### Collection entries
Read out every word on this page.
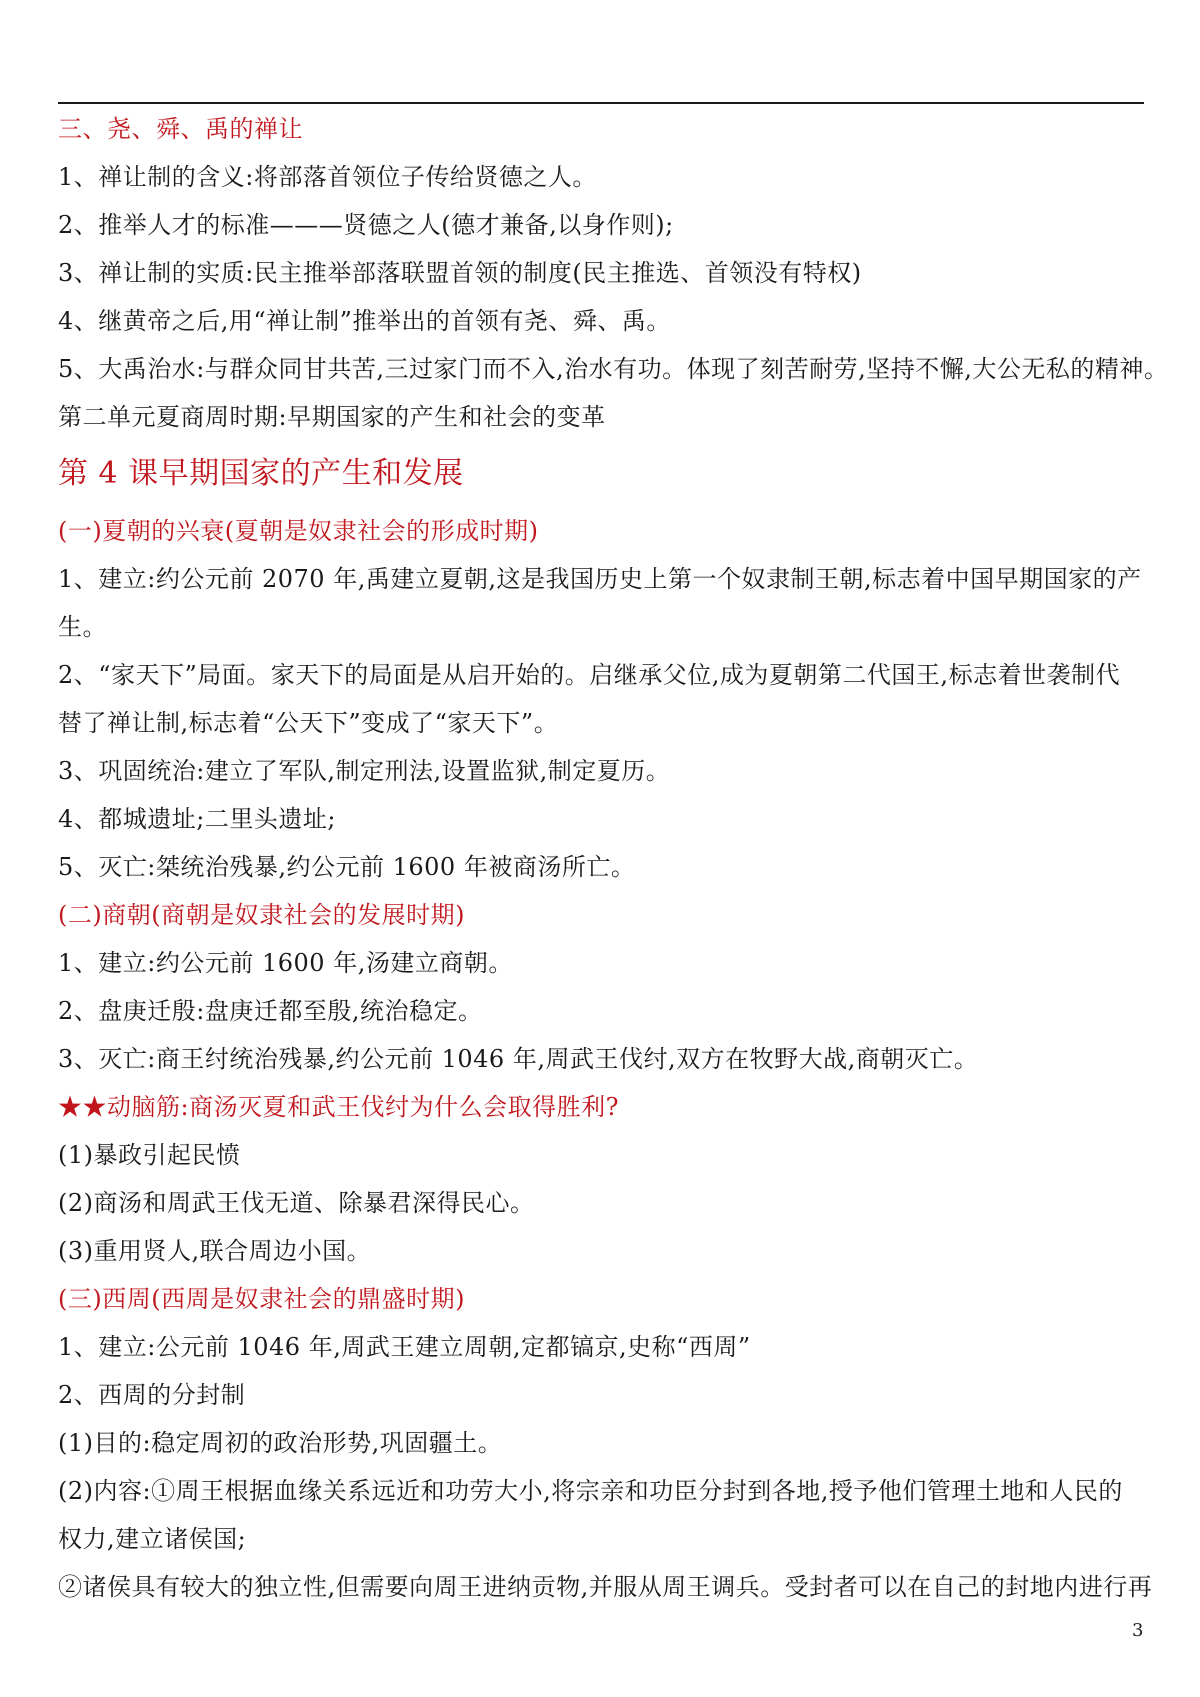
三、尧、舜、禹的禅让
1、禅让制的含义:将部落首领位子传给贤德之人。
2、推举人才的标准———贤德之人(德才兼备,以身作则);
3、禅让制的实质:民主推举部落联盟首领的制度(民主推选、首领没有特权)
4、继黄帝之后,用“禅让制”推举出的首领有尧、舜、禹。
5、大禹治水:与群众同甘共苦,三过家门而不入,治水有功。体现了刻苦耐劳,坚持不懈,大公无私的精神。
第二单元夏商周时期:早期国家的产生和社会的变革
第 4 课早期国家的产生和发展
(一)夏朝的兴衰(夏朝是奴隶社会的形成时期)
1、建立:约公元前 2070 年,禹建立夏朝,这是我国历史上第一个奴隶制王朝,标志着中国早期国家的产
生。
2、“家天下”局面。家天下的局面是从启开始的。启继承父位,成为夏朝第二代国王,标志着世袭制代
替了禅让制,标志着“公天下”变成了“家天下”。
3、巩固统治:建立了军队,制定刑法,设置监狱,制定夏历。
4、都城遗址;二里头遗址;
5、灭亡:桀统治残暴,约公元前 1600 年被商汤所亡。
(二)商朝(商朝是奴隶社会的发展时期)
1、建立:约公元前 1600 年,汤建立商朝。
2、盘庚迁殷:盘庚迁都至殷,统治稳定。
3、灭亡:商王纣统治残暴,约公元前 1046 年,周武王伐纣,双方在牧野大战,商朝灭亡。
★★动脑筋:商汤灭夏和武王伐纣为什么会取得胜利?
(1)暴政引起民愤
(2)商汤和周武王伐无道、除暴君深得民心。
(3)重用贤人,联合周边小国。
(三)西周(西周是奴隶社会的鼎盛时期)
1、建立:公元前 1046 年,周武王建立周朝,定都镐京,史称“西周”
2、西周的分封制
(1)目的:稳定周初的政治形势,巩固疆土。
(2)内容:①周王根据血缘关系远近和功劳大小,将宗亲和功臣分封到各地,授予他们管理土地和人民的
权力,建立诸侯国;
②诸侯具有较大的独立性,但需要向周王进纳贡物,并服从周王调兵。受封者可以在自己的封地内进行再
3
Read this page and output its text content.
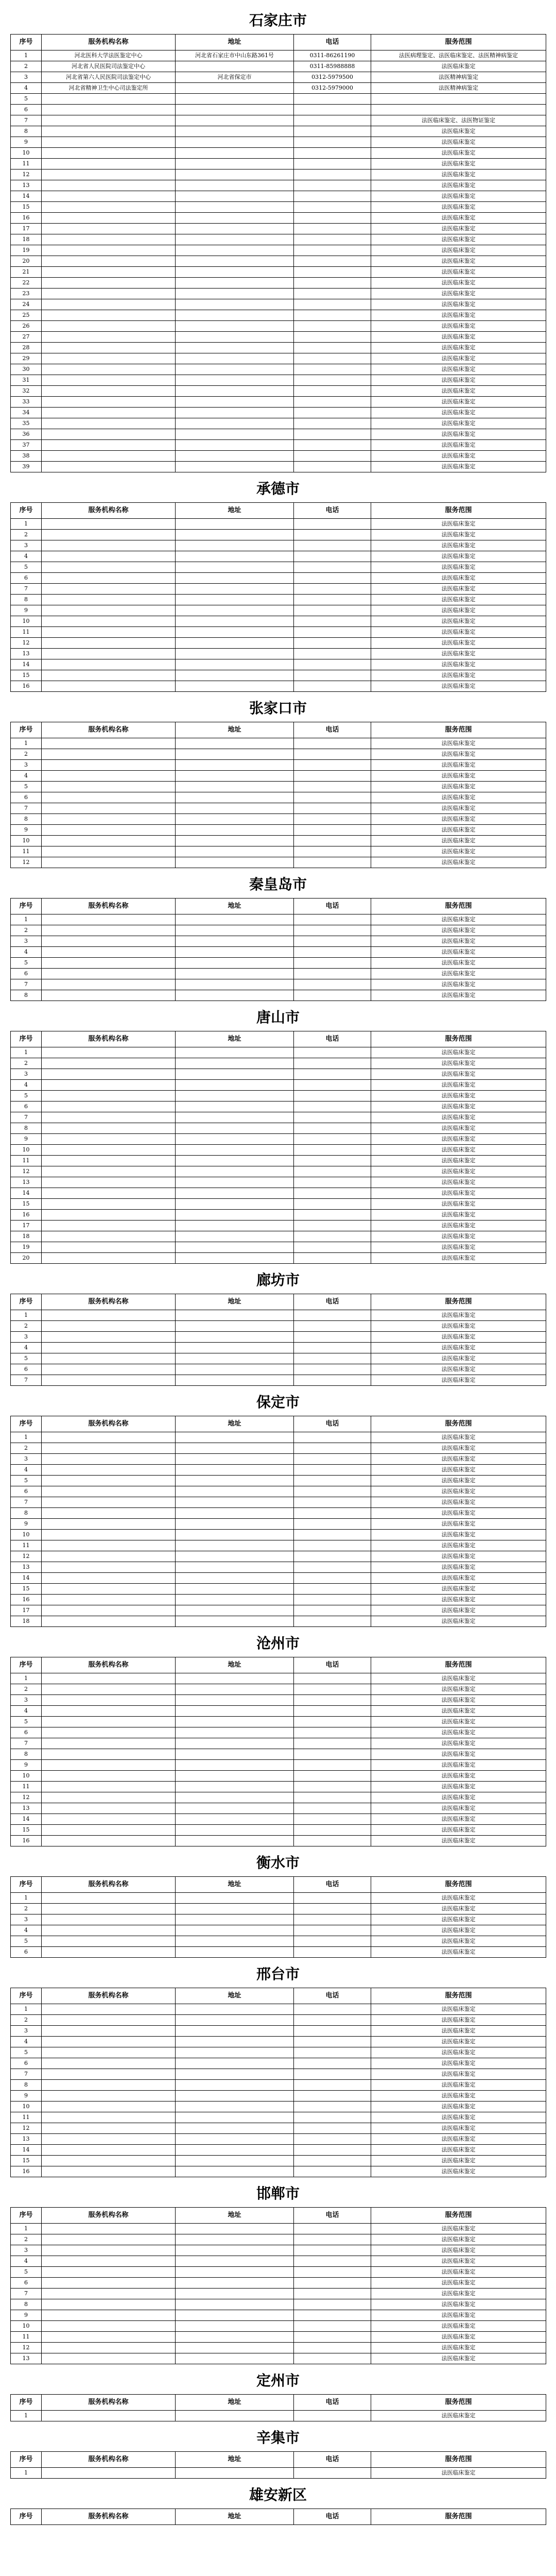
石家庄市
序号	服务机构名称	地址	电话	服务范围
1	河北医科大学法医鉴定中心	河北省石家庄市中山东路361号	0311-86261190	法医病理鉴定、法医临床鉴定、法医精神病鉴定
2	河北省人民医院司法鉴定中心		0311-85988888	法医临床鉴定
3	河北省第六人民医院司法鉴定中心	河北省保定市	0312-5979500	法医精神病鉴定
4	河北省精神卫生中心司法鉴定所		0312-5979000	法医精神病鉴定
5				
6				
7				法医临床鉴定、法医物证鉴定
8				法医临床鉴定
9				法医临床鉴定
10				法医临床鉴定
11				法医临床鉴定
12				法医临床鉴定
13				法医临床鉴定
14				法医临床鉴定
15				法医临床鉴定
16				法医临床鉴定
17				法医临床鉴定
18				法医临床鉴定
19				法医临床鉴定
20				法医临床鉴定
21				法医临床鉴定
22				法医临床鉴定
23				法医临床鉴定
24				法医临床鉴定
25				法医临床鉴定
26				法医临床鉴定
27				法医临床鉴定
28				法医临床鉴定
29				法医临床鉴定
30				法医临床鉴定
31				法医临床鉴定
32				法医临床鉴定
33				法医临床鉴定
34				法医临床鉴定
35				法医临床鉴定
36				法医临床鉴定
37				法医临床鉴定
38				法医临床鉴定
39				法医临床鉴定
承德市
序号	服务机构名称	地址	电话	服务范围
1				法医临床鉴定
2				法医临床鉴定
3				法医临床鉴定
4				法医临床鉴定
5				法医临床鉴定
6				法医临床鉴定
7				法医临床鉴定
8				法医临床鉴定
9				法医临床鉴定
10				法医临床鉴定
11				法医临床鉴定
12				法医临床鉴定
13				法医临床鉴定
14				法医临床鉴定
15				法医临床鉴定
16				法医临床鉴定
张家口市
序号	服务机构名称	地址	电话	服务范围
1				法医临床鉴定
2				法医临床鉴定
3				法医临床鉴定
4				法医临床鉴定
5				法医临床鉴定
6				法医临床鉴定
7				法医临床鉴定
8				法医临床鉴定
9				法医临床鉴定
10				法医临床鉴定
11				法医临床鉴定
12				法医临床鉴定
秦皇岛市
序号	服务机构名称	地址	电话	服务范围
1				法医临床鉴定
2				法医临床鉴定
3				法医临床鉴定
4				法医临床鉴定
5				法医临床鉴定
6				法医临床鉴定
7				法医临床鉴定
8				法医临床鉴定
唐山市
序号	服务机构名称	地址	电话	服务范围
1				法医临床鉴定
2				法医临床鉴定
3				法医临床鉴定
4				法医临床鉴定
5				法医临床鉴定
6				法医临床鉴定
7				法医临床鉴定
8				法医临床鉴定
9				法医临床鉴定
10				法医临床鉴定
11				法医临床鉴定
12				法医临床鉴定
13				法医临床鉴定
14				法医临床鉴定
15				法医临床鉴定
16				法医临床鉴定
17				法医临床鉴定
18				法医临床鉴定
19				法医临床鉴定
20				法医临床鉴定
廊坊市
序号	服务机构名称	地址	电话	服务范围
1				法医临床鉴定
2				法医临床鉴定
3				法医临床鉴定
4				法医临床鉴定
5				法医临床鉴定
6				法医临床鉴定
7				法医临床鉴定
保定市
序号	服务机构名称	地址	电话	服务范围
1				法医临床鉴定
2				法医临床鉴定
3				法医临床鉴定
4				法医临床鉴定
5				法医临床鉴定
6				法医临床鉴定
7				法医临床鉴定
8				法医临床鉴定
9				法医临床鉴定
10				法医临床鉴定
11				法医临床鉴定
12				法医临床鉴定
13				法医临床鉴定
14				法医临床鉴定
15				法医临床鉴定
16				法医临床鉴定
17				法医临床鉴定
18				法医临床鉴定
沧州市
序号	服务机构名称	地址	电话	服务范围
1				法医临床鉴定
2				法医临床鉴定
3				法医临床鉴定
4				法医临床鉴定
5				法医临床鉴定
6				法医临床鉴定
7				法医临床鉴定
8				法医临床鉴定
9				法医临床鉴定
10				法医临床鉴定
11				法医临床鉴定
12				法医临床鉴定
13				法医临床鉴定
14				法医临床鉴定
15				法医临床鉴定
16				法医临床鉴定
衡水市
序号	服务机构名称	地址	电话	服务范围
1				法医临床鉴定
2				法医临床鉴定
3				法医临床鉴定
4				法医临床鉴定
5				法医临床鉴定
6				法医临床鉴定
邢台市
序号	服务机构名称	地址	电话	服务范围
1				法医临床鉴定
2				法医临床鉴定
3				法医临床鉴定
4				法医临床鉴定
5				法医临床鉴定
6				法医临床鉴定
7				法医临床鉴定
8				法医临床鉴定
9				法医临床鉴定
10				法医临床鉴定
11				法医临床鉴定
12				法医临床鉴定
13				法医临床鉴定
14				法医临床鉴定
15				法医临床鉴定
16				法医临床鉴定
邯郸市
序号	服务机构名称	地址	电话	服务范围
1				法医临床鉴定
2				法医临床鉴定
3				法医临床鉴定
4				法医临床鉴定
5				法医临床鉴定
6				法医临床鉴定
7				法医临床鉴定
8				法医临床鉴定
9				法医临床鉴定
10				法医临床鉴定
11				法医临床鉴定
12				法医临床鉴定
13				法医临床鉴定
定州市
序号	服务机构名称	地址	电话	服务范围
1				法医临床鉴定
辛集市
序号	服务机构名称	地址	电话	服务范围
1				法医临床鉴定
雄安新区
序号	服务机构名称	地址	电话	服务范围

### Exercise instructions
Do not include images; quote all of the entries above exactly.

### Final result
Read out every word on this page.
三、尧、舜、禹的禅让
1、禅让制的含义:将部落首领位子传给贤德之人。
2、推举人才的标准———贤德之人(德才兼备,以身作则);
3、禅让制的实质:民主推举部落联盟首领的制度(民主推选、首领没有特权)
4、继黄帝之后,用“禅让制”推举出的首领有尧、舜、禹。
5、大禹治水:与群众同甘共苦,三过家门而不入,治水有功。体现了刻苦耐劳,坚持不懈,大公无私的精神。
第二单元夏商周时期:早期国家的产生和社会的变革
第 4 课早期国家的产生和发展
(一)夏朝的兴衰(夏朝是奴隶社会的形成时期)
1、建立:约公元前 2070 年,禹建立夏朝,这是我国历史上第一个奴隶制王朝,标志着中国早期国家的产
生。
2、“家天下”局面。家天下的局面是从启开始的。启继承父位,成为夏朝第二代国王,标志着世袭制代
替了禅让制,标志着“公天下”变成了“家天下”。
3、巩固统治:建立了军队,制定刑法,设置监狱,制定夏历。
4、都城遗址;二里头遗址;
5、灭亡:桀统治残暴,约公元前 1600 年被商汤所亡。
(二)商朝(商朝是奴隶社会的发展时期)
1、建立:约公元前 1600 年,汤建立商朝。
2、盘庚迁殷:盘庚迁都至殷,统治稳定。
3、灭亡:商王纣统治残暴,约公元前 1046 年,周武王伐纣,双方在牧野大战,商朝灭亡。
★★动脑筋:商汤灭夏和武王伐纣为什么会取得胜利?
(1)暴政引起民愤
(2)商汤和周武王伐无道、除暴君深得民心。
(3)重用贤人,联合周边小国。
(三)西周(西周是奴隶社会的鼎盛时期)
1、建立:公元前 1046 年,周武王建立周朝,定都镐京,史称“西周”
2、西周的分封制
(1)目的:稳定周初的政治形势,巩固疆土。
(2)内容:①周王根据血缘关系远近和功劳大小,将宗亲和功臣分封到各地,授予他们管理土地和人民的
权力,建立诸侯国;
②诸侯具有较大的独立性,但需要向周王进纳贡物,并服从周王调兵。受封者可以在自己的封地内进行再
3
Read this page and output its text content.
石家庄市
序号	服务机构名称	地址	电话	服务范围
1	河北医科大学法医鉴定中心	河北省石家庄市中山东路361号	0311-86261190	法医病理鉴定、法医临床鉴定、法医精神病鉴定
2	河北省人民医院司法鉴定中心		0311-85988888	法医临床鉴定
3	河北省第六人民医院司法鉴定中心	河北省保定市	0312-5979500	法医精神病鉴定
4	河北省精神卫生中心司法鉴定所		0312-5979000	法医精神病鉴定
5				
6				
7				法医临床鉴定、法医物证鉴定
8				法医临床鉴定
9				法医临床鉴定
10				法医临床鉴定
11				法医临床鉴定
12				法医临床鉴定
13				法医临床鉴定
14				法医临床鉴定
15				法医临床鉴定
16				法医临床鉴定
17				法医临床鉴定
18				法医临床鉴定
19				法医临床鉴定
20				法医临床鉴定
21				法医临床鉴定
22				法医临床鉴定
23				法医临床鉴定
24				法医临床鉴定
25				法医临床鉴定
26				法医临床鉴定
27				法医临床鉴定
28				法医临床鉴定
29				法医临床鉴定
30				法医临床鉴定
31				法医临床鉴定
32				法医临床鉴定
33				法医临床鉴定
34				法医临床鉴定
35				法医临床鉴定
36				法医临床鉴定
37				法医临床鉴定
38				法医临床鉴定
39				法医临床鉴定
承德市
序号	服务机构名称	地址	电话	服务范围
1				法医临床鉴定
2				法医临床鉴定
3				法医临床鉴定
4				法医临床鉴定
5				法医临床鉴定
6				法医临床鉴定
7				法医临床鉴定
8				法医临床鉴定
9				法医临床鉴定
10				法医临床鉴定
11				法医临床鉴定
12				法医临床鉴定
13				法医临床鉴定
14				法医临床鉴定
15				法医临床鉴定
16				法医临床鉴定
张家口市
序号	服务机构名称	地址	电话	服务范围
1				法医临床鉴定
2				法医临床鉴定
3				法医临床鉴定
4				法医临床鉴定
5				法医临床鉴定
6				法医临床鉴定
7				法医临床鉴定
8				法医临床鉴定
9				法医临床鉴定
10				法医临床鉴定
11				法医临床鉴定
12				法医临床鉴定
秦皇岛市
序号	服务机构名称	地址	电话	服务范围
1				法医临床鉴定
2				法医临床鉴定
3				法医临床鉴定
4				法医临床鉴定
5				法医临床鉴定
6				法医临床鉴定
7				法医临床鉴定
8				法医临床鉴定
唐山市
序号	服务机构名称	地址	电话	服务范围
1				法医临床鉴定
2				法医临床鉴定
3				法医临床鉴定
4				法医临床鉴定
5				法医临床鉴定
6				法医临床鉴定
7				法医临床鉴定
8				法医临床鉴定
9				法医临床鉴定
10				法医临床鉴定
11				法医临床鉴定
12				法医临床鉴定
13				法医临床鉴定
14				法医临床鉴定
15				法医临床鉴定
16				法医临床鉴定
17				法医临床鉴定
18				法医临床鉴定
19				法医临床鉴定
20				法医临床鉴定
廊坊市
序号	服务机构名称	地址	电话	服务范围
1				法医临床鉴定
2				法医临床鉴定
3				法医临床鉴定
4				法医临床鉴定
5				法医临床鉴定
6				法医临床鉴定
7				法医临床鉴定
保定市
序号	服务机构名称	地址	电话	服务范围
1				法医临床鉴定
2				法医临床鉴定
3				法医临床鉴定
4				法医临床鉴定
5				法医临床鉴定
6				法医临床鉴定
7				法医临床鉴定
8				法医临床鉴定
9				法医临床鉴定
10				法医临床鉴定
11				法医临床鉴定
12				法医临床鉴定
13				法医临床鉴定
14				法医临床鉴定
15				法医临床鉴定
16				法医临床鉴定
17				法医临床鉴定
18				法医临床鉴定
沧州市
序号	服务机构名称	地址	电话	服务范围
1				法医临床鉴定
2				法医临床鉴定
3				法医临床鉴定
4				法医临床鉴定
5				法医临床鉴定
6				法医临床鉴定
7				法医临床鉴定
8				法医临床鉴定
9				法医临床鉴定
10				法医临床鉴定
11				法医临床鉴定
12				法医临床鉴定
13				法医临床鉴定
14				法医临床鉴定
15				法医临床鉴定
16				法医临床鉴定
衡水市
序号	服务机构名称	地址	电话	服务范围
1				法医临床鉴定
2				法医临床鉴定
3				法医临床鉴定
4				法医临床鉴定
5				法医临床鉴定
6				法医临床鉴定
邢台市
序号	服务机构名称	地址	电话	服务范围
1				法医临床鉴定
2				法医临床鉴定
3				法医临床鉴定
4				法医临床鉴定
5				法医临床鉴定
6				法医临床鉴定
7				法医临床鉴定
8				法医临床鉴定
9				法医临床鉴定
10				法医临床鉴定
11				法医临床鉴定
12				法医临床鉴定
13				法医临床鉴定
14				法医临床鉴定
15				法医临床鉴定
16				法医临床鉴定
邯郸市
序号	服务机构名称	地址	电话	服务范围
1				法医临床鉴定
2				法医临床鉴定
3				法医临床鉴定
4				法医临床鉴定
5				法医临床鉴定
6				法医临床鉴定
7				法医临床鉴定
8				法医临床鉴定
9				法医临床鉴定
10				法医临床鉴定
11				法医临床鉴定
12				法医临床鉴定
13				法医临床鉴定
定州市
序号	服务机构名称	地址	电话	服务范围
1				法医临床鉴定
辛集市
序号	服务机构名称	地址	电话	服务范围
1				法医临床鉴定
雄安新区
序号	服务机构名称	地址	电话	服务范围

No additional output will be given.